▸ WHAT YOU SHOULD DO
Show every line where "image" occurs.

▸ EXERCISE MATERIAL
## begin

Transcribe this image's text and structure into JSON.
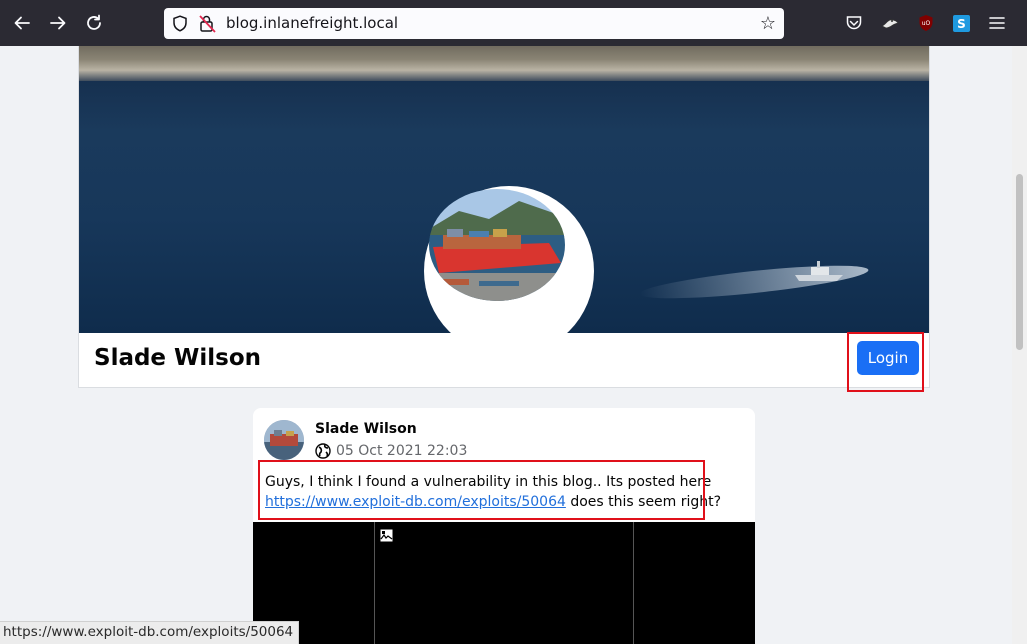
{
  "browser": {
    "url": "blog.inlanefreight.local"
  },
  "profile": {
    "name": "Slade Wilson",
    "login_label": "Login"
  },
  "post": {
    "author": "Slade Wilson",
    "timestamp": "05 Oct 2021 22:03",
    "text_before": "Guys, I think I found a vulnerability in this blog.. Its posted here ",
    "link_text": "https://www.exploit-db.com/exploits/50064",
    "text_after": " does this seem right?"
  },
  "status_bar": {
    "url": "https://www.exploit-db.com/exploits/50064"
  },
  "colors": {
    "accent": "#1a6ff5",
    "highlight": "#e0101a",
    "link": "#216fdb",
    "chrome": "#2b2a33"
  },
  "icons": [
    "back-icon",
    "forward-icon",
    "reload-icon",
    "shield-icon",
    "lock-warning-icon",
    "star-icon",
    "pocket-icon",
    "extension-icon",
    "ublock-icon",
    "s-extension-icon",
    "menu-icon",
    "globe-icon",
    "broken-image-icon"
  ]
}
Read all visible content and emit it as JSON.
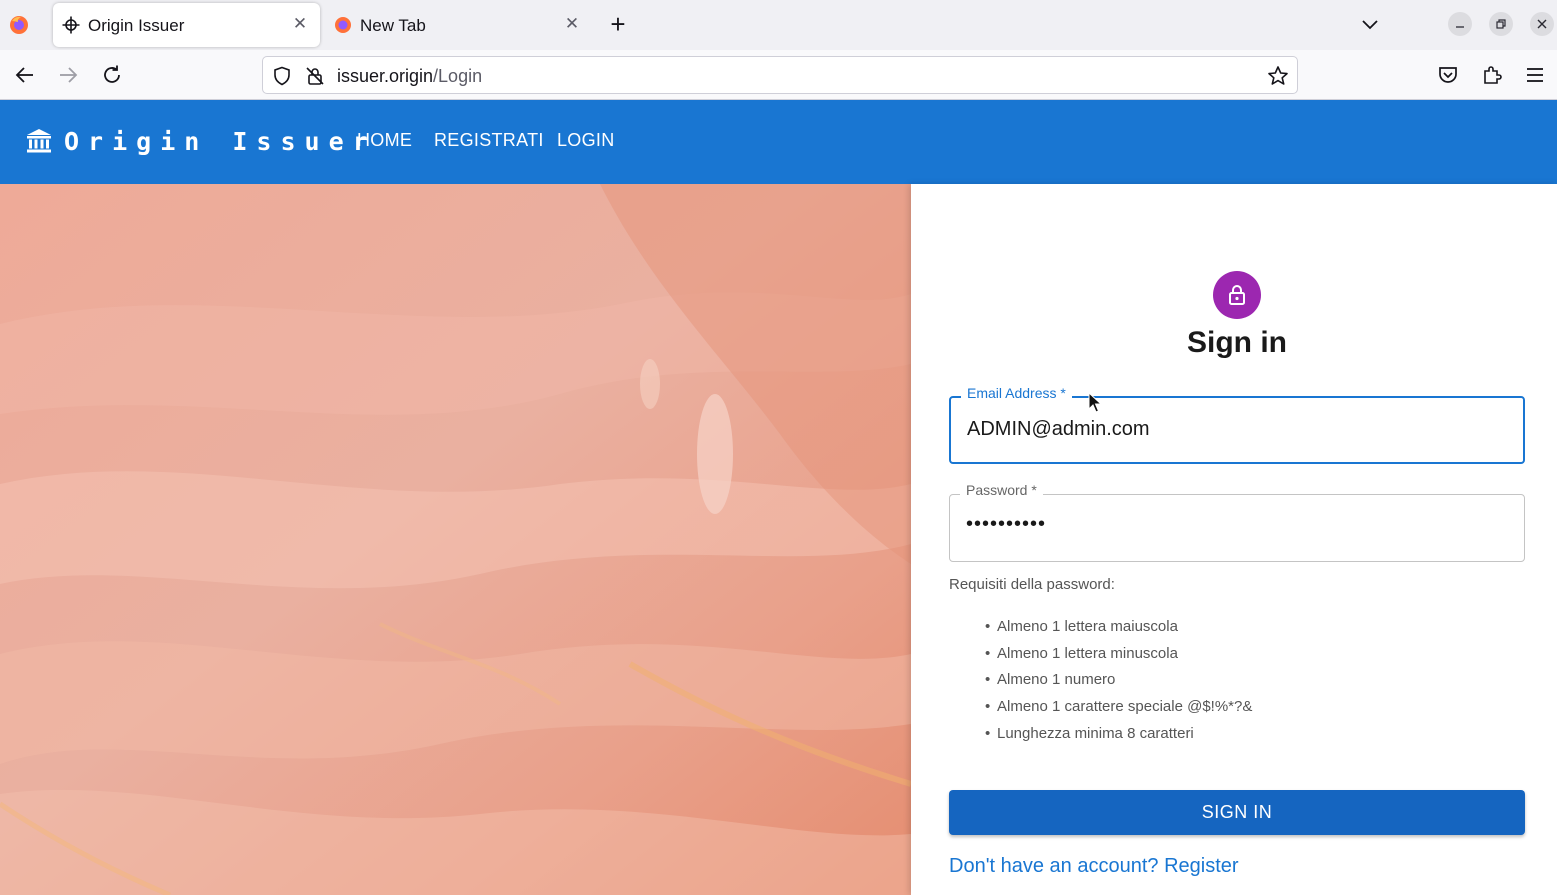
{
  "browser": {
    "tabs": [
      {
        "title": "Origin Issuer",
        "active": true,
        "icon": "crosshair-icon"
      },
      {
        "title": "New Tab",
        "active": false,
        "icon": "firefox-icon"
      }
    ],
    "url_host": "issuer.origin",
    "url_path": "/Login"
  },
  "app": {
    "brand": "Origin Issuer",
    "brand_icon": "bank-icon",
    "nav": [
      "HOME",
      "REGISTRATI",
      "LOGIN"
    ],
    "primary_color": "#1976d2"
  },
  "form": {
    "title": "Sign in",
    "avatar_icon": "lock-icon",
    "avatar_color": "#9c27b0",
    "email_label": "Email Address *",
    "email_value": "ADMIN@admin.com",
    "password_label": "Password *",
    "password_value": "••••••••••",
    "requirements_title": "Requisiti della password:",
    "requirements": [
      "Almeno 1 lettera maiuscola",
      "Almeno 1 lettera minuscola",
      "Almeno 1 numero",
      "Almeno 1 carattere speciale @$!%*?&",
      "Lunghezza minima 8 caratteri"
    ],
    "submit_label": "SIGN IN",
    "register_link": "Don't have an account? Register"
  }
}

## end

▸ FULL SOLUTION
Transcribe this image's text and structure into JSON.
    "broken-image-icon"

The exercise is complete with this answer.